#### Input for this task ####

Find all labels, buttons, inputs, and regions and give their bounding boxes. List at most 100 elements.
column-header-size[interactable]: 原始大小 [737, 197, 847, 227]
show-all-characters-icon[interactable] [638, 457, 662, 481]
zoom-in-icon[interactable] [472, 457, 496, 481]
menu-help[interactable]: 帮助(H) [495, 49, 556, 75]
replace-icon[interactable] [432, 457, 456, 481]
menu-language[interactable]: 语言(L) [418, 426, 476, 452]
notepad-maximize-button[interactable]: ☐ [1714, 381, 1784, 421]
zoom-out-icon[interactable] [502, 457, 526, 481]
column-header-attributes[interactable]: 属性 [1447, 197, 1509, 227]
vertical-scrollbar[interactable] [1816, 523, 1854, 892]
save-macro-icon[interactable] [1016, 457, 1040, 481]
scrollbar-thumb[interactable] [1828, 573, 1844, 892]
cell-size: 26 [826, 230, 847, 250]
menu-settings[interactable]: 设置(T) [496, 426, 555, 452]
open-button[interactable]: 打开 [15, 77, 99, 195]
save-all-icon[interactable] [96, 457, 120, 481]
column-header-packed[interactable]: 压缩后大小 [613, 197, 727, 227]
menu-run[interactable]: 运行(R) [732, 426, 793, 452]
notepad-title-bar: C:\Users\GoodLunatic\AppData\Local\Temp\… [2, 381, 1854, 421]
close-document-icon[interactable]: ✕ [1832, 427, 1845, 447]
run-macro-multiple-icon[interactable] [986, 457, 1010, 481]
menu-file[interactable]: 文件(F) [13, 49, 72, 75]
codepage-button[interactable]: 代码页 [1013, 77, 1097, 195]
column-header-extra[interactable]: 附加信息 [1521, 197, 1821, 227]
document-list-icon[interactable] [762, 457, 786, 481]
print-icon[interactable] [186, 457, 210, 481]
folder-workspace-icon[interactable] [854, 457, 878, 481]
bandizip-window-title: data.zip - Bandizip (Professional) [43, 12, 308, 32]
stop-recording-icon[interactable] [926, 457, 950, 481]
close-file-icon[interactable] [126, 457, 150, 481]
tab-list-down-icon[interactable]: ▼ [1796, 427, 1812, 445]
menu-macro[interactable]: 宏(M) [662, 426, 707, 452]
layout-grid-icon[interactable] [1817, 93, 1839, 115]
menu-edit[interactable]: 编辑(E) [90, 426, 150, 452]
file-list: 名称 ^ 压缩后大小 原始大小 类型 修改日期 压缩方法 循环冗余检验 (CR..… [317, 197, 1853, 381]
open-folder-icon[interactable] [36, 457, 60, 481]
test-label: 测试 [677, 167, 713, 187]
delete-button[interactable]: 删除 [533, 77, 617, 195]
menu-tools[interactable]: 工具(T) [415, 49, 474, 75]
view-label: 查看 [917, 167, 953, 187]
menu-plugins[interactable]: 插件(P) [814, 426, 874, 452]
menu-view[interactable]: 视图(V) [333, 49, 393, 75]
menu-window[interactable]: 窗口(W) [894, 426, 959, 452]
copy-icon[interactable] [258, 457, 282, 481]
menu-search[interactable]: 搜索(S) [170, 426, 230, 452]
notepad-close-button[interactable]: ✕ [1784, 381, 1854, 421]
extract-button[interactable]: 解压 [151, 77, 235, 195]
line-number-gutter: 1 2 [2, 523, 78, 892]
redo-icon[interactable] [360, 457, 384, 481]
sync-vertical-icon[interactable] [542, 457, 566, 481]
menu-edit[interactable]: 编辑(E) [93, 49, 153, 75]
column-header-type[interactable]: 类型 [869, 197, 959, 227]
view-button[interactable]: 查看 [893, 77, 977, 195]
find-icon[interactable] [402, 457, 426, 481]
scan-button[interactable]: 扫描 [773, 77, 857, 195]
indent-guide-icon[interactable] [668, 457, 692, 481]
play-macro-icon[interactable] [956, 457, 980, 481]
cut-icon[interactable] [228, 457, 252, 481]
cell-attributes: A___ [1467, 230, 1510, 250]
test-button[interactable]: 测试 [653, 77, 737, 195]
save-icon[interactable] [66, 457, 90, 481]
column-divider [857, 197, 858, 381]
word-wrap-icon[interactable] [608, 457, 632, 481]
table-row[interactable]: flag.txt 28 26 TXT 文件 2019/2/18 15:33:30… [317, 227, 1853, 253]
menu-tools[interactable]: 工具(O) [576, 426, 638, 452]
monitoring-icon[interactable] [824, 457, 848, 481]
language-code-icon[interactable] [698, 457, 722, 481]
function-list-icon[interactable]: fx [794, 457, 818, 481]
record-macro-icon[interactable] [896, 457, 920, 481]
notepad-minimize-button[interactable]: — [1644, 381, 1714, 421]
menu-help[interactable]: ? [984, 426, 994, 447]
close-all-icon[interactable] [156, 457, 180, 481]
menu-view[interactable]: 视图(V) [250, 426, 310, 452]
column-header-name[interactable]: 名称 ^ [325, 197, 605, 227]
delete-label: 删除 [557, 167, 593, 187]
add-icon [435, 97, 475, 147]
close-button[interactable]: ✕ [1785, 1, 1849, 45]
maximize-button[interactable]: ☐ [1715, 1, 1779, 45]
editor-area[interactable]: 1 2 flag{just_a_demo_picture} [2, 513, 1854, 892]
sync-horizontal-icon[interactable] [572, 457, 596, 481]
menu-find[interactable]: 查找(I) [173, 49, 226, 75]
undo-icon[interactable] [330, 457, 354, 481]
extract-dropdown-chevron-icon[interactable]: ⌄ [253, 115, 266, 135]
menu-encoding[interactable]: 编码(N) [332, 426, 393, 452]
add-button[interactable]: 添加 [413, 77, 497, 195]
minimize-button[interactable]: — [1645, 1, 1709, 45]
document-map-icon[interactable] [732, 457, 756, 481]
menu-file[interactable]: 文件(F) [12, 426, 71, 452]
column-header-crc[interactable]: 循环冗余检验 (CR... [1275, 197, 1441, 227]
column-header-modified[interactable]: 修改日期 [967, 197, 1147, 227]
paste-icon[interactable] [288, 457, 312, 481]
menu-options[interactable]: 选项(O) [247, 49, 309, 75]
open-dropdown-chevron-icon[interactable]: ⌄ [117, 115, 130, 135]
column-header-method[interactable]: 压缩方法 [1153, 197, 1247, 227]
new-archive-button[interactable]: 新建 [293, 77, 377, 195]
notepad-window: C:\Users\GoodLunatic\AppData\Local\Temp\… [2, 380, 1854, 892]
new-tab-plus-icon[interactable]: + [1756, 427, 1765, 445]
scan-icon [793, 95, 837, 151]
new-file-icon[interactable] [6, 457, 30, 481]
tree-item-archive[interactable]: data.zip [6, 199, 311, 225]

####

Copy every line of the entries above verbatim, in their original order, changing nothing.

• Task output:
Find all labels, buttons, inputs, and regions and give their bounding boxes. List at most 100 elements.
column-header-size[interactable]: 原始大小 [737, 197, 847, 227]
show-all-characters-icon[interactable] [638, 457, 662, 481]
zoom-in-icon[interactable] [472, 457, 496, 481]
menu-help[interactable]: 帮助(H) [495, 49, 556, 75]
replace-icon[interactable] [432, 457, 456, 481]
menu-language[interactable]: 语言(L) [418, 426, 476, 452]
notepad-maximize-button[interactable]: ☐ [1714, 381, 1784, 421]
zoom-out-icon[interactable] [502, 457, 526, 481]
column-header-attributes[interactable]: 属性 [1447, 197, 1509, 227]
vertical-scrollbar[interactable] [1816, 523, 1854, 892]
save-macro-icon[interactable] [1016, 457, 1040, 481]
scrollbar-thumb[interactable] [1828, 573, 1844, 892]
cell-size: 26 [826, 230, 847, 250]
menu-settings[interactable]: 设置(T) [496, 426, 555, 452]
open-button[interactable]: 打开 [15, 77, 99, 195]
save-all-icon[interactable] [96, 457, 120, 481]
column-header-packed[interactable]: 压缩后大小 [613, 197, 727, 227]
menu-run[interactable]: 运行(R) [732, 426, 793, 452]
notepad-title-bar: C:\Users\GoodLunatic\AppData\Local\Temp\… [2, 381, 1854, 421]
close-document-icon[interactable]: ✕ [1832, 427, 1845, 447]
run-macro-multiple-icon[interactable] [986, 457, 1010, 481]
menu-file[interactable]: 文件(F) [13, 49, 72, 75]
codepage-button[interactable]: 代码页 [1013, 77, 1097, 195]
column-header-extra[interactable]: 附加信息 [1521, 197, 1821, 227]
document-list-icon[interactable] [762, 457, 786, 481]
print-icon[interactable] [186, 457, 210, 481]
folder-workspace-icon[interactable] [854, 457, 878, 481]
bandizip-window-title: data.zip - Bandizip (Professional) [43, 12, 308, 32]
stop-recording-icon[interactable] [926, 457, 950, 481]
close-file-icon[interactable] [126, 457, 150, 481]
tab-list-down-icon[interactable]: ▼ [1796, 427, 1812, 445]
menu-macro[interactable]: 宏(M) [662, 426, 707, 452]
layout-grid-icon[interactable] [1817, 93, 1839, 115]
menu-edit[interactable]: 编辑(E) [90, 426, 150, 452]
file-list: 名称 ^ 压缩后大小 原始大小 类型 修改日期 压缩方法 循环冗余检验 (CR..… [317, 197, 1853, 381]
open-folder-icon[interactable] [36, 457, 60, 481]
test-label: 测试 [677, 167, 713, 187]
delete-button[interactable]: 删除 [533, 77, 617, 195]
menu-tools[interactable]: 工具(T) [415, 49, 474, 75]
view-label: 查看 [917, 167, 953, 187]
menu-plugins[interactable]: 插件(P) [814, 426, 874, 452]
menu-view[interactable]: 视图(V) [333, 49, 393, 75]
menu-window[interactable]: 窗口(W) [894, 426, 959, 452]
copy-icon[interactable] [258, 457, 282, 481]
menu-search[interactable]: 搜索(S) [170, 426, 230, 452]
notepad-close-button[interactable]: ✕ [1784, 381, 1854, 421]
extract-button[interactable]: 解压 [151, 77, 235, 195]
line-number-gutter: 1 2 [2, 523, 78, 892]
redo-icon[interactable] [360, 457, 384, 481]
sync-vertical-icon[interactable] [542, 457, 566, 481]
menu-edit[interactable]: 编辑(E) [93, 49, 153, 75]
column-header-type[interactable]: 类型 [869, 197, 959, 227]
view-button[interactable]: 查看 [893, 77, 977, 195]
find-icon[interactable] [402, 457, 426, 481]
scan-button[interactable]: 扫描 [773, 77, 857, 195]
indent-guide-icon[interactable] [668, 457, 692, 481]
play-macro-icon[interactable] [956, 457, 980, 481]
cut-icon[interactable] [228, 457, 252, 481]
cell-attributes: A___ [1467, 230, 1510, 250]
test-button[interactable]: 测试 [653, 77, 737, 195]
save-icon[interactable] [66, 457, 90, 481]
column-divider [857, 197, 858, 381]
word-wrap-icon[interactable] [608, 457, 632, 481]
table-row[interactable]: flag.txt 28 26 TXT 文件 2019/2/18 15:33:30… [317, 227, 1853, 253]
menu-tools[interactable]: 工具(O) [576, 426, 638, 452]
monitoring-icon[interactable] [824, 457, 848, 481]
language-code-icon[interactable] [698, 457, 722, 481]
function-list-icon[interactable]: fx [794, 457, 818, 481]
record-macro-icon[interactable] [896, 457, 920, 481]
notepad-minimize-button[interactable]: — [1644, 381, 1714, 421]
menu-help[interactable]: ? [984, 426, 994, 447]
close-all-icon[interactable] [156, 457, 180, 481]
menu-view[interactable]: 视图(V) [250, 426, 310, 452]
column-header-name[interactable]: 名称 ^ [325, 197, 605, 227]
delete-label: 删除 [557, 167, 593, 187]
add-icon [435, 97, 475, 147]
close-button[interactable]: ✕ [1785, 1, 1849, 45]
maximize-button[interactable]: ☐ [1715, 1, 1779, 45]
editor-area[interactable]: 1 2 flag{just_a_demo_picture} [2, 513, 1854, 892]
sync-horizontal-icon[interactable] [572, 457, 596, 481]
menu-find[interactable]: 查找(I) [173, 49, 226, 75]
undo-icon[interactable] [330, 457, 354, 481]
extract-dropdown-chevron-icon[interactable]: ⌄ [253, 115, 266, 135]
menu-encoding[interactable]: 编码(N) [332, 426, 393, 452]
add-button[interactable]: 添加 [413, 77, 497, 195]
minimize-button[interactable]: — [1645, 1, 1709, 45]
document-map-icon[interactable] [732, 457, 756, 481]
menu-file[interactable]: 文件(F) [12, 426, 71, 452]
column-header-crc[interactable]: 循环冗余检验 (CR... [1275, 197, 1441, 227]
column-header-modified[interactable]: 修改日期 [967, 197, 1147, 227]
paste-icon[interactable] [288, 457, 312, 481]
menu-options[interactable]: 选项(O) [247, 49, 309, 75]
open-dropdown-chevron-icon[interactable]: ⌄ [117, 115, 130, 135]
column-header-method[interactable]: 压缩方法 [1153, 197, 1247, 227]
new-archive-button[interactable]: 新建 [293, 77, 377, 195]
notepad-window: C:\Users\GoodLunatic\AppData\Local\Temp\… [2, 380, 1854, 892]
new-tab-plus-icon[interactable]: + [1756, 427, 1765, 445]
scan-icon [793, 95, 837, 151]
new-file-icon[interactable] [6, 457, 30, 481]
tree-item-archive[interactable]: data.zip [6, 199, 311, 225]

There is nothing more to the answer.